** begin THE INPUT **

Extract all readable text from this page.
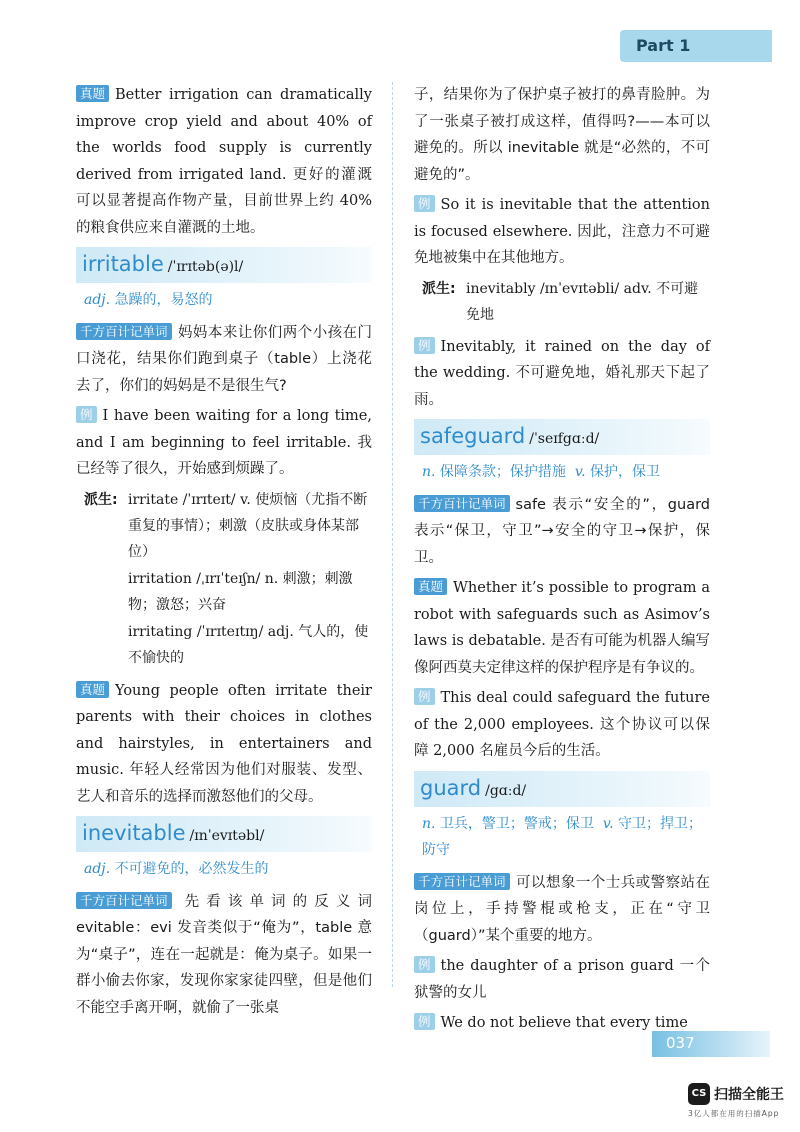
Part 1
真题 Better irrigation can dramatically improve crop yield and about 40% of the worlds food supply is currently derived from irrigated land. 更好的灌溉可以显著提高作物产量，目前世界上约 40% 的粮食供应来自灌溉的土地。
irritable /ˈɪrɪtəb(ə)l/
adj. 急躁的，易怒的
千方百计记单词 妈妈本来让你们两个小孩在门口浇花，结果你们跑到桌子（table）上浇花去了，你们的妈妈是不是很生气?
例 I have been waiting for a long time, and I am beginning to feel irritable. 我已经等了很久，开始感到烦躁了。
派生: irritate /ˈɪrɪteɪt/ v. 使烦恼（尤指不断重复的事情）；刺激（皮肤或身体某部位）
irritation /ˌɪrɪˈteɪʃn/ n. 刺激；刺激物；激怒；兴奋
irritating /ˈɪrɪteɪtɪŋ/ adj. 气人的，使不愉快的
真题 Young people often irritate their parents with their choices in clothes and hairstyles, in entertainers and music. 年轻人经常因为他们对服装、发型、艺人和音乐的选择而激怒他们的父母。
inevitable /ɪnˈevɪtəbl/
adj. 不可避免的，必然发生的
千方百计记单词 先看该单词的反义词 evitable：evi 发音类似于“俺为”，table 意为“桌子”，连在一起就是：俺为桌子。如果一群小偷去你家，发现你家家徒四壁，但是他们不能空手离开啊，就偷了一张桌
子，结果你为了保护桌子被打的鼻青脸肿。为了一张桌子被打成这样，值得吗?——本可以避免的。所以 inevitable 就是“必然的，不可避免的”。
例 So it is inevitable that the attention is focused elsewhere. 因此，注意力不可避免地被集中在其他地方。
派生: inevitably /ɪnˈevɪtəbli/ adv. 不可避免地
例 Inevitably, it rained on the day of the wedding. 不可避免地，婚礼那天下起了雨。
safeguard /ˈseɪfgɑːd/
n. 保障条款；保护措施 v. 保护，保卫
千方百计记单词 safe 表示“安全的”，guard 表示“保卫，守卫”→安全的守卫→保护，保卫。
真题 Whether it’s possible to program a robot with safeguards such as Asimov’s laws is debatable. 是否有可能为机器人编写像阿西莫夫定律这样的保护程序是有争议的。
例 This deal could safeguard the future of the 2,000 employees. 这个协议可以保障 2,000 名雇员今后的生活。
guard /gɑːd/
n. 卫兵，警卫；警戒；保卫 v. 守卫；捍卫；防守
千方百计记单词 可以想象一个士兵或警察站在岗位上，手持警棍或枪支，正在“守卫（guard）”某个重要的地方。
例 the daughter of a prison guard 一个狱警的女儿
例 We do not believe that every time
037
CS 扫描全能王
3亿人都在用的扫描App
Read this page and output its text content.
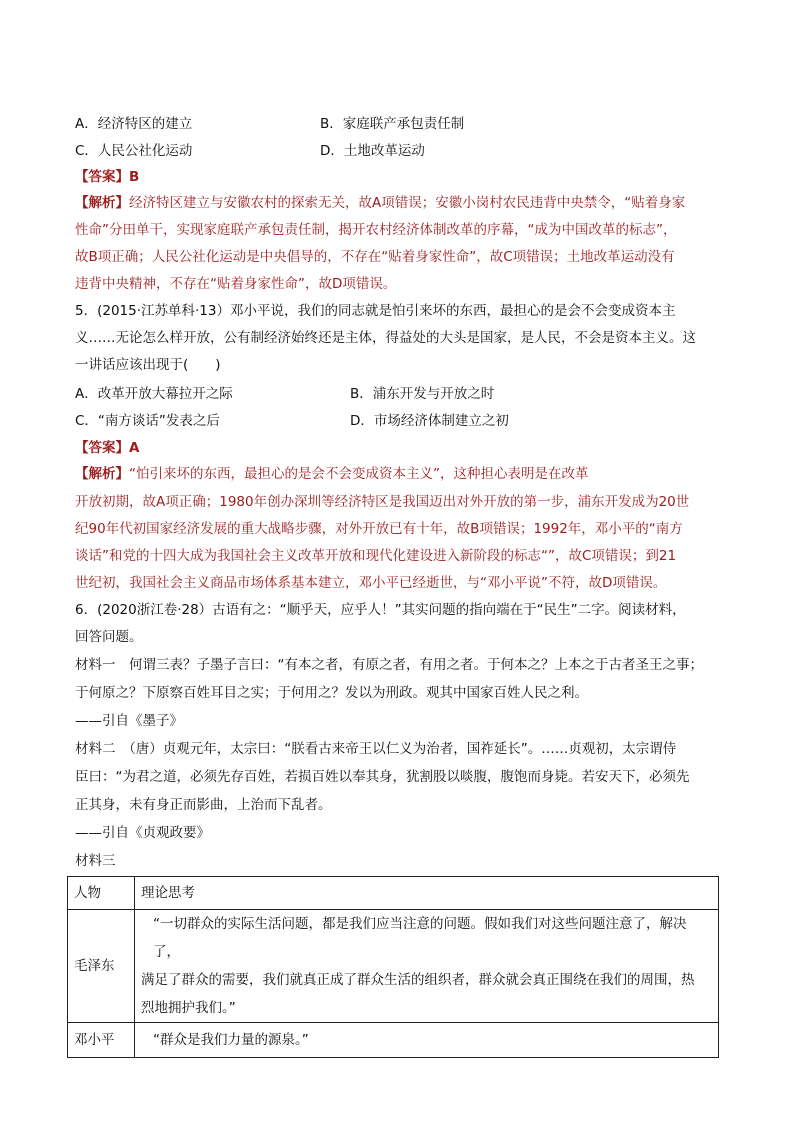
A．经济特区的建立	B．家庭联产承包责任制
C．人民公社化运动	D．土地改革运动
【答案】B
【解析】经济特区建立与安徽农村的探索无关，故A项错误；安徽小岗村农民违背中央禁令，“贴着身家
性命”分田单干，实现家庭联产承包责任制，揭开农村经济体制改革的序幕，“成为中国改革的标志”，
故B项正确；人民公社化运动是中央倡导的，不存在“贴着身家性命”，故C项错误；土地改革运动没有
违背中央精神，不存在“贴着身家性命”，故D项错误。
5．(2015·江苏单科·13）邓小平说，我们的同志就是怕引来坏的东西，最担心的是会不会变成资本主
义……无论怎么样开放，公有制经济始终还是主体，得益处的大头是国家，是人民，不会是资本主义。这
一讲话应该出现于(　　)
A．改革开放大幕拉开之际	B．浦东开发与开放之时
C．“南方谈话”发表之后	D．市场经济体制建立之初
【答案】A
【解析】“怕引来坏的东西，最担心的是会不会变成资本主义”，这种担心表明是在改革
开放初期，故A项正确；1980年创办深圳等经济特区是我国迈出对外开放的第一步，浦东开发成为20世
纪90年代初国家经济发展的重大战略步骤，对外开放已有十年，故B项错误；1992年，邓小平的“南方
谈话”和党的十四大成为我国社会主义改革开放和现代化建设进入新阶段的标志“”，故C项错误；到21
世纪初，我国社会主义商品市场体系基本建立，邓小平已经逝世，与“邓小平说”不符，故D项错误。
6．(2020浙江卷·28）古语有之：“顺乎天，应乎人！”其实问题的指向端在于“民生”二字。阅读材料，
回答问题。
材料一　何谓三表？子墨子言曰：“有本之者，有原之者，有用之者。于何本之？上本之于古者圣王之事；
于何原之？下原察百姓耳目之实；于何用之？发以为刑政。观其中国家百姓人民之利。
——引自《墨子》
材料二　（唐）贞观元年，太宗曰：“朕看古来帝王以仁义为治者，国祚延长”。……贞观初，太宗谓侍
臣曰：“为君之道，必须先存百姓，若损百姓以奉其身，犹割股以啖腹，腹饱而身毙。若安天下，必须先
正其身，未有身正而影曲，上治而下乱者。
——引自《贞观政要》
材料三
人物	理论思考
毛泽东	“一切群众的实际生活问题，都是我们应当注意的问题。假如我们对这些问题注意了，解决了，
满足了群众的需要，我们就真正成了群众生活的组织者，群众就会真正围绕在我们的周围，热
烈地拥护我们。”

邓小平	“群众是我们力量的源泉。”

** end THE INPUT **

#### TASK STATEMENT
Repeat the material above in full and unchanged, minus its images.

#### PROBLEM SOLUTION
Extract all readable text from this page.
Part 1
真题 Better irrigation can dramatically improve crop yield and about 40% of the worlds food supply is currently derived from irrigated land. 更好的灌溉可以显著提高作物产量，目前世界上约 40% 的粮食供应来自灌溉的土地。
irritable /ˈɪrɪtəb(ə)l/
adj. 急躁的，易怒的
千方百计记单词 妈妈本来让你们两个小孩在门口浇花，结果你们跑到桌子（table）上浇花去了，你们的妈妈是不是很生气?
例 I have been waiting for a long time, and I am beginning to feel irritable. 我已经等了很久，开始感到烦躁了。
派生: irritate /ˈɪrɪteɪt/ v. 使烦恼（尤指不断重复的事情）；刺激（皮肤或身体某部位）
irritation /ˌɪrɪˈteɪʃn/ n. 刺激；刺激物；激怒；兴奋
irritating /ˈɪrɪteɪtɪŋ/ adj. 气人的，使不愉快的
真题 Young people often irritate their parents with their choices in clothes and hairstyles, in entertainers and music. 年轻人经常因为他们对服装、发型、艺人和音乐的选择而激怒他们的父母。
inevitable /ɪnˈevɪtəbl/
adj. 不可避免的，必然发生的
千方百计记单词 先看该单词的反义词 evitable：evi 发音类似于“俺为”，table 意为“桌子”，连在一起就是：俺为桌子。如果一群小偷去你家，发现你家家徒四壁，但是他们不能空手离开啊，就偷了一张桌
子，结果你为了保护桌子被打的鼻青脸肿。为了一张桌子被打成这样，值得吗?——本可以避免的。所以 inevitable 就是“必然的，不可避免的”。
例 So it is inevitable that the attention is focused elsewhere. 因此，注意力不可避免地被集中在其他地方。
派生: inevitably /ɪnˈevɪtəbli/ adv. 不可避免地
例 Inevitably, it rained on the day of the wedding. 不可避免地，婚礼那天下起了雨。
safeguard /ˈseɪfgɑːd/
n. 保障条款；保护措施 v. 保护，保卫
千方百计记单词 safe 表示“安全的”，guard 表示“保卫，守卫”→安全的守卫→保护，保卫。
真题 Whether it’s possible to program a robot with safeguards such as Asimov’s laws is debatable. 是否有可能为机器人编写像阿西莫夫定律这样的保护程序是有争议的。
例 This deal could safeguard the future of the 2,000 employees. 这个协议可以保障 2,000 名雇员今后的生活。
guard /gɑːd/
n. 卫兵，警卫；警戒；保卫 v. 守卫；捍卫；防守
千方百计记单词 可以想象一个士兵或警察站在岗位上，手持警棍或枪支，正在“守卫（guard）”某个重要的地方。
例 the daughter of a prison guard 一个狱警的女儿
例 We do not believe that every time
037
CS 扫描全能王
3亿人都在用的扫描App
Read this page and output its text content.
A．经济特区的建立	B．家庭联产承包责任制
C．人民公社化运动	D．土地改革运动
【答案】B
【解析】经济特区建立与安徽农村的探索无关，故A项错误；安徽小岗村农民违背中央禁令，“贴着身家
性命”分田单干，实现家庭联产承包责任制，揭开农村经济体制改革的序幕，“成为中国改革的标志”，
故B项正确；人民公社化运动是中央倡导的，不存在“贴着身家性命”，故C项错误；土地改革运动没有
违背中央精神，不存在“贴着身家性命”，故D项错误。
5．(2015·江苏单科·13）邓小平说，我们的同志就是怕引来坏的东西，最担心的是会不会变成资本主
义……无论怎么样开放，公有制经济始终还是主体，得益处的大头是国家，是人民，不会是资本主义。这
一讲话应该出现于(　　)
A．改革开放大幕拉开之际	B．浦东开发与开放之时
C．“南方谈话”发表之后	D．市场经济体制建立之初
【答案】A
【解析】“怕引来坏的东西，最担心的是会不会变成资本主义”，这种担心表明是在改革
开放初期，故A项正确；1980年创办深圳等经济特区是我国迈出对外开放的第一步，浦东开发成为20世
纪90年代初国家经济发展的重大战略步骤，对外开放已有十年，故B项错误；1992年，邓小平的“南方
谈话”和党的十四大成为我国社会主义改革开放和现代化建设进入新阶段的标志“”，故C项错误；到21
世纪初，我国社会主义商品市场体系基本建立，邓小平已经逝世，与“邓小平说”不符，故D项错误。
6．(2020浙江卷·28）古语有之：“顺乎天，应乎人！”其实问题的指向端在于“民生”二字。阅读材料，
回答问题。
材料一　何谓三表？子墨子言曰：“有本之者，有原之者，有用之者。于何本之？上本之于古者圣王之事；
于何原之？下原察百姓耳目之实；于何用之？发以为刑政。观其中国家百姓人民之利。
——引自《墨子》
材料二　（唐）贞观元年，太宗曰：“朕看古来帝王以仁义为治者，国祚延长”。……贞观初，太宗谓侍
臣曰：“为君之道，必须先存百姓，若损百姓以奉其身，犹割股以啖腹，腹饱而身毙。若安天下，必须先
正其身，未有身正而影曲，上治而下乱者。
——引自《贞观政要》
材料三
人物	理论思考
毛泽东	“一切群众的实际生活问题，都是我们应当注意的问题。假如我们对这些问题注意了，解决了，
满足了群众的需要，我们就真正成了群众生活的组织者，群众就会真正围绕在我们的周围，热
烈地拥护我们。”

邓小平	“群众是我们力量的源泉。”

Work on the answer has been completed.